**OBJECTIVE**
The records below are to be repeated in full, exactly as they are.

**RECORDS SUPPLIED**
┌──

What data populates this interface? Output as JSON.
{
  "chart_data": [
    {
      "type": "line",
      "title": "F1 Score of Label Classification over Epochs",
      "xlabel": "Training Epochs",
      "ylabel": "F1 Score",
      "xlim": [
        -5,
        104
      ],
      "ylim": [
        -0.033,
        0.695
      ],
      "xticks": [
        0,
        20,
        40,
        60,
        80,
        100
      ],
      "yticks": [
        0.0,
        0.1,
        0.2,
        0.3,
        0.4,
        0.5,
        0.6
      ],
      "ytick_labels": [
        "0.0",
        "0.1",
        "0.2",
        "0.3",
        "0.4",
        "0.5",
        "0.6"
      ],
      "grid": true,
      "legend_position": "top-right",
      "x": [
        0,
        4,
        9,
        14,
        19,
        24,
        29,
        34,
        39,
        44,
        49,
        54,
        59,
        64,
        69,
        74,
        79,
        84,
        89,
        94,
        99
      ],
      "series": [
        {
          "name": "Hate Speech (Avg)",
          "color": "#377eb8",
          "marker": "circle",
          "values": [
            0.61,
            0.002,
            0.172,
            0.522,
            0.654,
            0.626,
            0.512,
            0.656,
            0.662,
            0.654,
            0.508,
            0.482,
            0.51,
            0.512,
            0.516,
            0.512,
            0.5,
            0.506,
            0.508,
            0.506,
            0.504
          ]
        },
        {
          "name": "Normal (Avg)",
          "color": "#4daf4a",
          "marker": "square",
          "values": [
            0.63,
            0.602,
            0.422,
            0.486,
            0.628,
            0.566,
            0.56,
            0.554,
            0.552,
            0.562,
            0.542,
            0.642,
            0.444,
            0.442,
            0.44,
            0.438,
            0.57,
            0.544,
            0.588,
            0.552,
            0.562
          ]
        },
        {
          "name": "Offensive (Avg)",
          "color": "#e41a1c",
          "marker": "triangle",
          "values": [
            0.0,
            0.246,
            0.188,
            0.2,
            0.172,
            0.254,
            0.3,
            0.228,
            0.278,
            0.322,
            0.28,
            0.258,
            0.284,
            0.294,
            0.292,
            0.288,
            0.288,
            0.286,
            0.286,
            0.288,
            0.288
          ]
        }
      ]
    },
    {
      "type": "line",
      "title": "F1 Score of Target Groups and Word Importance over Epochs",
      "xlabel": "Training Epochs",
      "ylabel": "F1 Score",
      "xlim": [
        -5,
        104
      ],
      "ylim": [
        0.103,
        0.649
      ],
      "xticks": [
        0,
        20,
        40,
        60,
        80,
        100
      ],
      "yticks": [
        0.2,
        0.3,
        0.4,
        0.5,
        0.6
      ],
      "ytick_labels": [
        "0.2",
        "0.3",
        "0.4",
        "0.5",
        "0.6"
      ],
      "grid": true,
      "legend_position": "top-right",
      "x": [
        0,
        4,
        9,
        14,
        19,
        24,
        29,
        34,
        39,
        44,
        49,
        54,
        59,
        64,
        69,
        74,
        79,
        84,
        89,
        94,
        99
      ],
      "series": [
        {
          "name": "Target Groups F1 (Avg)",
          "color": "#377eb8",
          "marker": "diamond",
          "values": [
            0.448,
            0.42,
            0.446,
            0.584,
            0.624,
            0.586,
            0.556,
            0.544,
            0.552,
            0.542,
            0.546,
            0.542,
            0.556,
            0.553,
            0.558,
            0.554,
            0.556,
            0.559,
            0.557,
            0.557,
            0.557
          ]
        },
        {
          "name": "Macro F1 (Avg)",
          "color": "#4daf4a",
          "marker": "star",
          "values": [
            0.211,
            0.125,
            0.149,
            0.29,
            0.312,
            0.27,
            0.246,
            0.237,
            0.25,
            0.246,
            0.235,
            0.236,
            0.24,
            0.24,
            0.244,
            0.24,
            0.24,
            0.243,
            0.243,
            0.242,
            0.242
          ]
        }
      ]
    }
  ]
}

└──

**TASK SOLUTION**
What data populates this interface? Output as JSON.
{
  "chart_data": [
    {
      "type": "line",
      "title": "F1 Score of Label Classification over Epochs",
      "xlabel": "Training Epochs",
      "ylabel": "F1 Score",
      "xlim": [
        -5,
        104
      ],
      "ylim": [
        -0.033,
        0.695
      ],
      "xticks": [
        0,
        20,
        40,
        60,
        80,
        100
      ],
      "yticks": [
        0.0,
        0.1,
        0.2,
        0.3,
        0.4,
        0.5,
        0.6
      ],
      "ytick_labels": [
        "0.0",
        "0.1",
        "0.2",
        "0.3",
        "0.4",
        "0.5",
        "0.6"
      ],
      "grid": true,
      "legend_position": "top-right",
      "x": [
        0,
        4,
        9,
        14,
        19,
        24,
        29,
        34,
        39,
        44,
        49,
        54,
        59,
        64,
        69,
        74,
        79,
        84,
        89,
        94,
        99
      ],
      "series": [
        {
          "name": "Hate Speech (Avg)",
          "color": "#377eb8",
          "marker": "circle",
          "values": [
            0.61,
            0.002,
            0.172,
            0.522,
            0.654,
            0.626,
            0.512,
            0.656,
            0.662,
            0.654,
            0.508,
            0.482,
            0.51,
            0.512,
            0.516,
            0.512,
            0.5,
            0.506,
            0.508,
            0.506,
            0.504
          ]
        },
        {
          "name": "Normal (Avg)",
          "color": "#4daf4a",
          "marker": "square",
          "values": [
            0.63,
            0.602,
            0.422,
            0.486,
            0.628,
            0.566,
            0.56,
            0.554,
            0.552,
            0.562,
            0.542,
            0.642,
            0.444,
            0.442,
            0.44,
            0.438,
            0.57,
            0.544,
            0.588,
            0.552,
            0.562
          ]
        },
        {
          "name": "Offensive (Avg)",
          "color": "#e41a1c",
          "marker": "triangle",
          "values": [
            0.0,
            0.246,
            0.188,
            0.2,
            0.172,
            0.254,
            0.3,
            0.228,
            0.278,
            0.322,
            0.28,
            0.258,
            0.284,
            0.294,
            0.292,
            0.288,
            0.288,
            0.286,
            0.286,
            0.288,
            0.288
          ]
        }
      ]
    },
    {
      "type": "line",
      "title": "F1 Score of Target Groups and Word Importance over Epochs",
      "xlabel": "Training Epochs",
      "ylabel": "F1 Score",
      "xlim": [
        -5,
        104
      ],
      "ylim": [
        0.103,
        0.649
      ],
      "xticks": [
        0,
        20,
        40,
        60,
        80,
        100
      ],
      "yticks": [
        0.2,
        0.3,
        0.4,
        0.5,
        0.6
      ],
      "ytick_labels": [
        "0.2",
        "0.3",
        "0.4",
        "0.5",
        "0.6"
      ],
      "grid": true,
      "legend_position": "top-right",
      "x": [
        0,
        4,
        9,
        14,
        19,
        24,
        29,
        34,
        39,
        44,
        49,
        54,
        59,
        64,
        69,
        74,
        79,
        84,
        89,
        94,
        99
      ],
      "series": [
        {
          "name": "Target Groups F1 (Avg)",
          "color": "#377eb8",
          "marker": "diamond",
          "values": [
            0.448,
            0.42,
            0.446,
            0.584,
            0.624,
            0.586,
            0.556,
            0.544,
            0.552,
            0.542,
            0.546,
            0.542,
            0.556,
            0.553,
            0.558,
            0.554,
            0.556,
            0.559,
            0.557,
            0.557,
            0.557
          ]
        },
        {
          "name": "Macro F1 (Avg)",
          "color": "#4daf4a",
          "marker": "star",
          "values": [
            0.211,
            0.125,
            0.149,
            0.29,
            0.312,
            0.27,
            0.246,
            0.237,
            0.25,
            0.246,
            0.235,
            0.236,
            0.24,
            0.24,
            0.244,
            0.24,
            0.24,
            0.243,
            0.243,
            0.242,
            0.242
          ]
        }
      ]
    }
  ]
}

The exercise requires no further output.